_What you are asked to do_. Filter the entries, keeping every line with the word "using".

_Extracted data entries_.

■ ■ ■ ■ ■ ■ ■

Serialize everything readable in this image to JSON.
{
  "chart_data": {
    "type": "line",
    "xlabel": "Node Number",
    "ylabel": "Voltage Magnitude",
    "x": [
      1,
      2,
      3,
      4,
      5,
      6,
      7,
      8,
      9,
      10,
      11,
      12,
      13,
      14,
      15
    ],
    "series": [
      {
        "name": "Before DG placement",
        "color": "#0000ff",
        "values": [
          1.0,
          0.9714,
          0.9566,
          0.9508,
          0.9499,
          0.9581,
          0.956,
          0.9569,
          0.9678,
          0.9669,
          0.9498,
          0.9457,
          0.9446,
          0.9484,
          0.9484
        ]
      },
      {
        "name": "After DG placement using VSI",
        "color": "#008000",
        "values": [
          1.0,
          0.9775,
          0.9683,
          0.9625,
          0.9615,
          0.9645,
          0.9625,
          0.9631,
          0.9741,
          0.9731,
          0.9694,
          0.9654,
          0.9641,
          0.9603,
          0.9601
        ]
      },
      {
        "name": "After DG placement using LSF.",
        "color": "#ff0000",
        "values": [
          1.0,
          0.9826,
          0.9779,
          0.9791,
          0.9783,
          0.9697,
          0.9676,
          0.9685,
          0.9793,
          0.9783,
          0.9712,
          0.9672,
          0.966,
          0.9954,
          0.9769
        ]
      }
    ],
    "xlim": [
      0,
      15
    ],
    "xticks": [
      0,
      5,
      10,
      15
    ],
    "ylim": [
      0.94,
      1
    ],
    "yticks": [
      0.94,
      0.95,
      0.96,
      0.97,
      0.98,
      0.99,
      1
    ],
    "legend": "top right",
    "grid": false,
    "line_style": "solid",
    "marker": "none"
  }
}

■ ■ ■ ■ ■ ■ ■

_Complete response_.
        "name": "After DG placement using VSI",
        "name": "After DG placement using LSF.",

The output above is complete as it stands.